→ Records to use:

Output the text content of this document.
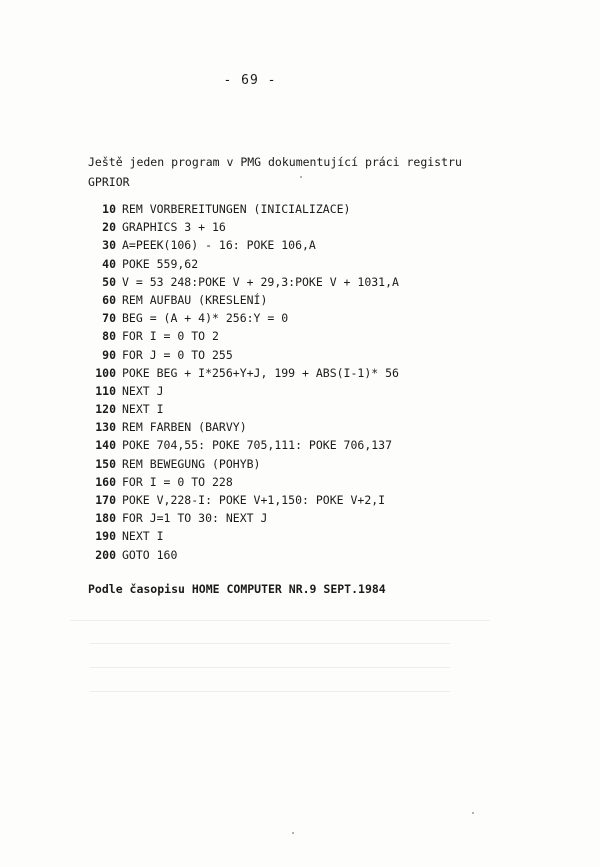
- 69 -
Ještě jeden program v PMG dokumentující práci registru
GPRIOR
10 REM VORBEREITUNGEN (INICIALIZACE)
20 GRAPHICS 3 + 16
30 A=PEEK(106) - 16: POKE 106,A
40 POKE 559,62
50 V = 53 248:POKE V + 29,3:POKE V + 1031,A
60 REM AUFBAU (KRESLENÍ)
70 BEG = (A + 4)* 256:Y = 0
80 FOR I = 0 TO 2
90 FOR J = 0 TO 255
100 POKE BEG + I*256+Y+J, 199 + ABS(I-1)* 56
110 NEXT J
120 NEXT I
130 REM FARBEN (BARVY)
140 POKE 704,55: POKE 705,111: POKE 706,137
150 REM BEWEGUNG (POHYB)
160 FOR I = 0 TO 228
170 POKE V,228-I: POKE V+1,150: POKE V+2,I
180 FOR J=1 TO 30: NEXT J
190 NEXT I
200 GOTO 160
Podle časopisu HOME COMPUTER NR.9 SEPT.1984
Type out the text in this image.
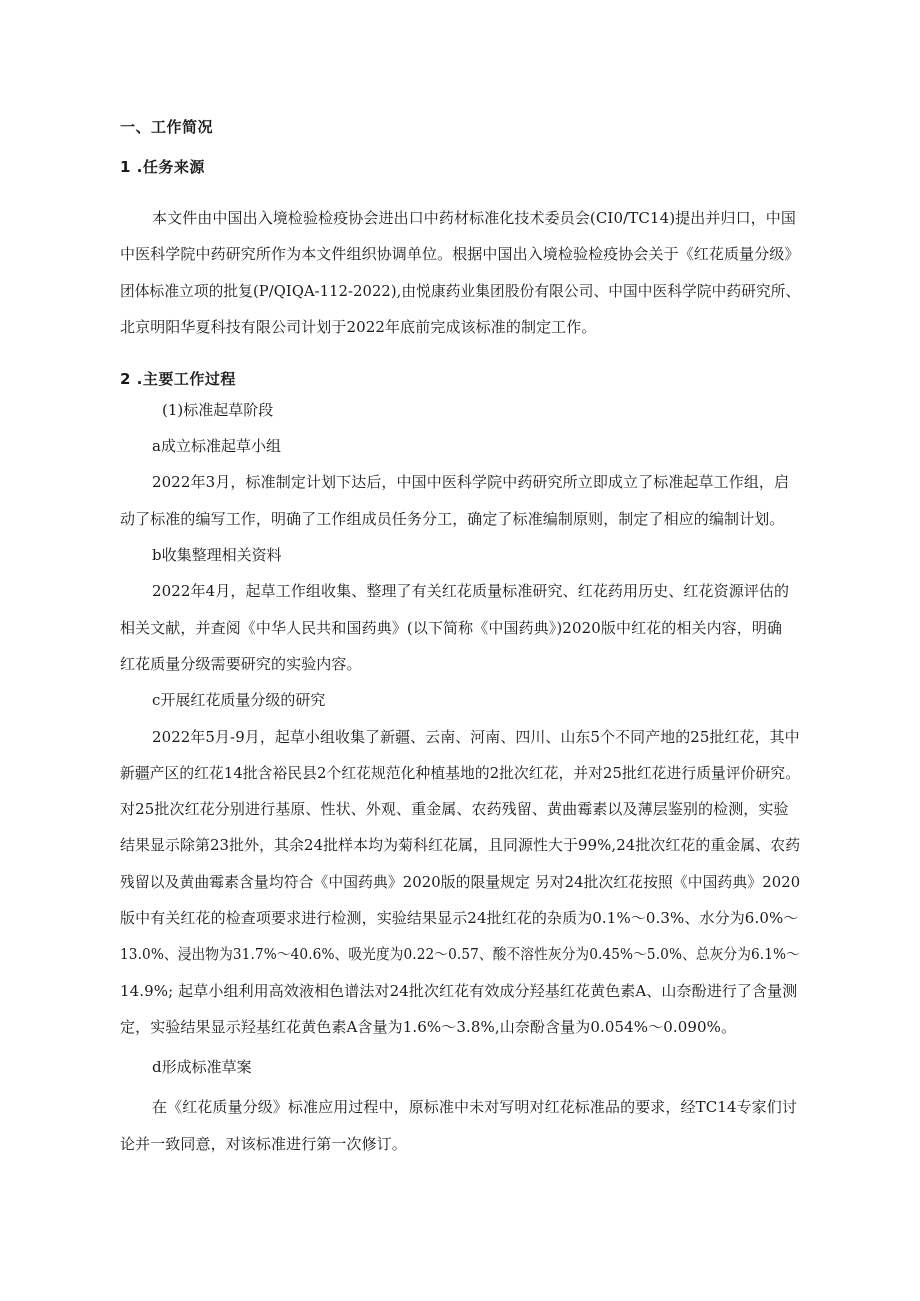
一、工作简况
1 .任务来源
本文件由中国出入境检验检疫协会进出口中药材标准化技术委员会(CI0/TC14)提出并归口，中国
中医科学院中药研究所作为本文件组织协调单位。根据中国出入境检验检疫协会关于《红花质量分级》
团体标准立项的批复(P/QIQA-112-2022),由悦康药业集团股份有限公司、中国中医科学院中药研究所、
北京明阳华夏科技有限公司计划于2022年底前完成该标准的制定工作。
2 .主要工作过程
(1)标准起草阶段
a成立标准起草小组
2022年3月，标准制定计划下达后，中国中医科学院中药研究所立即成立了标准起草工作组，启
动了标准的编写工作，明确了工作组成员任务分工，确定了标准编制原则，制定了相应的编制计划。
b收集整理相关资料
2022年4月，起草工作组收集、整理了有关红花质量标准研究、红花药用历史、红花资源评估的
相关文献，并查阅《中华人民共和国药典》(以下简称《中国药典》)2020版中红花的相关内容，明确
红花质量分级需要研究的实验内容。
c开展红花质量分级的研究
2022年5月-9月，起草小组收集了新疆、云南、河南、四川、山东5个不同产地的25批红花，其中
新疆产区的红花14批含裕民县2个红花规范化种植基地的2批次红花，并对25批红花进行质量评价研究。
对25批次红花分别进行基原、性状、外观、重金属、农药残留、黄曲霉素以及薄层鉴别的检测，实验
结果显示除第23批外，其余24批样本均为菊科红花属，且同源性大于99%,24批次红花的重金属、农药
残留以及黄曲霉素含量均符合《中国药典》2020版的限量规定 另对24批次红花按照《中国药典》2020
版中有关红花的检查项要求进行检测，实验结果显示24批红花的杂质为0.1%～0.3%、水分为6.0%～
13.0%、浸出物为31.7%～40.6%、吸光度为0.22～0.57、酸不溶性灰分为0.45%～5.0%、总灰分为6.1%～
14.9%; 起草小组利用高效液相色谱法对24批次红花有效成分羟基红花黄色素A、山奈酚进行了含量测
定，实验结果显示羟基红花黄色素A含量为1.6%～3.8%,山奈酚含量为0.054%～0.090%。
d形成标准草案
在《红花质量分级》标准应用过程中，原标准中未对写明对红花标准品的要求，经TC14专家们讨
论并一致同意，对该标准进行第一次修订。
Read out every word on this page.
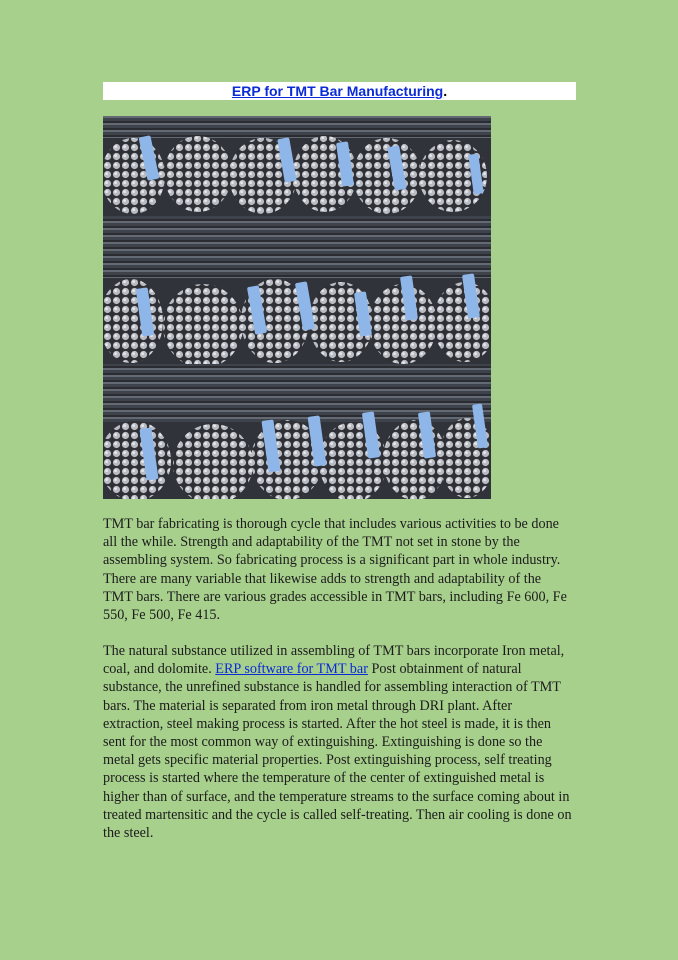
ERP for TMT Bar Manufacturing.
TMT bar fabricating is thorough cycle that includes various activities to be done all the while. Strength and adaptability of the TMT not set in stone by the assembling system. So fabricating process is a significant part in whole industry. There are many variable that likewise adds to strength and adaptability of the TMT bars. There are various grades accessible in TMT bars, including Fe 600, Fe 550, Fe 500, Fe 415.
The natural substance utilized in assembling of TMT bars incorporate Iron metal, coal, and dolomite. ERP software for TMT bar Post obtainment of natural substance, the unrefined substance is handled for assembling interaction of TMT bars. The material is separated from iron metal through DRI plant. After extraction, steel making process is started. After the hot steel is made, it is then sent for the most common way of extinguishing. Extinguishing is done so the metal gets specific material properties. Post extinguishing process, self treating process is started where the temperature of the center of extinguished metal is higher than of surface, and the temperature streams to the surface coming about in treated martensitic and the cycle is called self-treating. Then air cooling is done on the steel.
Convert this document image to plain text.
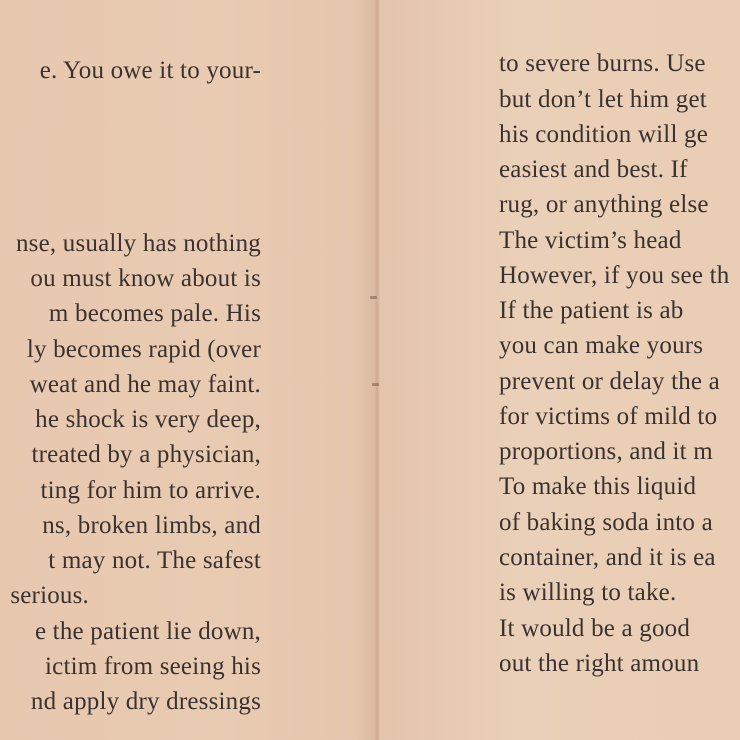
e. You owe it to your-
nse, usually has nothing
ou must know about is
m becomes pale. His
ly becomes rapid (over
weat and he may faint.
he shock is very deep,
treated by a physician,
ting for him to arrive.
ns, broken limbs, and
t may not. The safest
serious.
e the patient lie down,
ictim from seeing his
nd apply dry dressings
to severe burns. Use
but don’t let him get
his condition will ge
easiest and best. If
rug, or anything else
The victim’s head
However, if you see th
If the patient is ab
you can make yours
prevent or delay the a
for victims of mild to
proportions, and it m
To make this liquid
of baking soda into a
container, and it is ea
is willing to take.
It would be a good
out the right amoun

→ Problem description:
Make an exact copy of the whole listing, but don't bring over any pictures.

→ Result:
Output the text content of this document.
- 69 -
Ještě jeden program v PMG dokumentující práci registru
GPRIOR
10 REM VORBEREITUNGEN (INICIALIZACE)
20 GRAPHICS 3 + 16
30 A=PEEK(106) - 16: POKE 106,A
40 POKE 559,62
50 V = 53 248:POKE V + 29,3:POKE V + 1031,A
60 REM AUFBAU (KRESLENÍ)
70 BEG = (A + 4)* 256:Y = 0
80 FOR I = 0 TO 2
90 FOR J = 0 TO 255
100 POKE BEG + I*256+Y+J, 199 + ABS(I-1)* 56
110 NEXT J
120 NEXT I
130 REM FARBEN (BARVY)
140 POKE 704,55: POKE 705,111: POKE 706,137
150 REM BEWEGUNG (POHYB)
160 FOR I = 0 TO 228
170 POKE V,228-I: POKE V+1,150: POKE V+2,I
180 FOR J=1 TO 30: NEXT J
190 NEXT I
200 GOTO 160
Podle časopisu HOME COMPUTER NR.9 SEPT.1984
Type out the text in this image.
一、工作简况
1 .任务来源
本文件由中国出入境检验检疫协会进出口中药材标准化技术委员会(CI0/TC14)提出并归口，中国
中医科学院中药研究所作为本文件组织协调单位。根据中国出入境检验检疫协会关于《红花质量分级》
团体标准立项的批复(P/QIQA-112-2022),由悦康药业集团股份有限公司、中国中医科学院中药研究所、
北京明阳华夏科技有限公司计划于2022年底前完成该标准的制定工作。
2 .主要工作过程
(1)标准起草阶段
a成立标准起草小组
2022年3月，标准制定计划下达后，中国中医科学院中药研究所立即成立了标准起草工作组，启
动了标准的编写工作，明确了工作组成员任务分工，确定了标准编制原则，制定了相应的编制计划。
b收集整理相关资料
2022年4月，起草工作组收集、整理了有关红花质量标准研究、红花药用历史、红花资源评估的
相关文献，并查阅《中华人民共和国药典》(以下简称《中国药典》)2020版中红花的相关内容，明确
红花质量分级需要研究的实验内容。
c开展红花质量分级的研究
2022年5月-9月，起草小组收集了新疆、云南、河南、四川、山东5个不同产地的25批红花，其中
新疆产区的红花14批含裕民县2个红花规范化种植基地的2批次红花，并对25批红花进行质量评价研究。
对25批次红花分别进行基原、性状、外观、重金属、农药残留、黄曲霉素以及薄层鉴别的检测，实验
结果显示除第23批外，其余24批样本均为菊科红花属，且同源性大于99%,24批次红花的重金属、农药
残留以及黄曲霉素含量均符合《中国药典》2020版的限量规定 另对24批次红花按照《中国药典》2020
版中有关红花的检查项要求进行检测，实验结果显示24批红花的杂质为0.1%～0.3%、水分为6.0%～
13.0%、浸出物为31.7%～40.6%、吸光度为0.22～0.57、酸不溶性灰分为0.45%～5.0%、总灰分为6.1%～
14.9%; 起草小组利用高效液相色谱法对24批次红花有效成分羟基红花黄色素A、山奈酚进行了含量测
定，实验结果显示羟基红花黄色素A含量为1.6%～3.8%,山奈酚含量为0.054%～0.090%。
d形成标准草案
在《红花质量分级》标准应用过程中，原标准中未对写明对红花标准品的要求，经TC14专家们讨
论并一致同意，对该标准进行第一次修订。
Read out every word on this page.
ERP for TMT Bar Manufacturing.
TMT bar fabricating is thorough cycle that includes various activities to be done all the while. Strength and adaptability of the TMT not set in stone by the assembling system. So fabricating process is a significant part in whole industry. There are many variable that likewise adds to strength and adaptability of the TMT bars. There are various grades accessible in TMT bars, including Fe 600, Fe 550, Fe 500, Fe 415.
The natural substance utilized in assembling of TMT bars incorporate Iron metal, coal, and dolomite. ERP software for TMT bar Post obtainment of natural substance, the unrefined substance is handled for assembling interaction of TMT bars. The material is separated from iron metal through DRI plant. After extraction, steel making process is started. After the hot steel is made, it is then sent for the most common way of extinguishing. Extinguishing is done so the metal gets specific material properties. Post extinguishing process, self treating process is started where the temperature of the center of extinguished metal is higher than of surface, and the temperature streams to the surface coming about in treated martensitic and the cycle is called self-treating. Then air cooling is done on the steel.
Convert this document image to plain text.
e. You owe it to your-
nse, usually has nothing
ou must know about is
m becomes pale. His
ly becomes rapid (over
weat and he may faint.
he shock is very deep,
treated by a physician,
ting for him to arrive.
ns, broken limbs, and
t may not. The safest
serious.
e the patient lie down,
ictim from seeing his
nd apply dry dressings
to severe burns. Use
but don’t let him get
his condition will ge
easiest and best. If
rug, or anything else
The victim’s head
However, if you see th
If the patient is ab
you can make yours
prevent or delay the a
for victims of mild to
proportions, and it m
To make this liquid
of baking soda into a
container, and it is ea
is willing to take.
It would be a good
out the right amoun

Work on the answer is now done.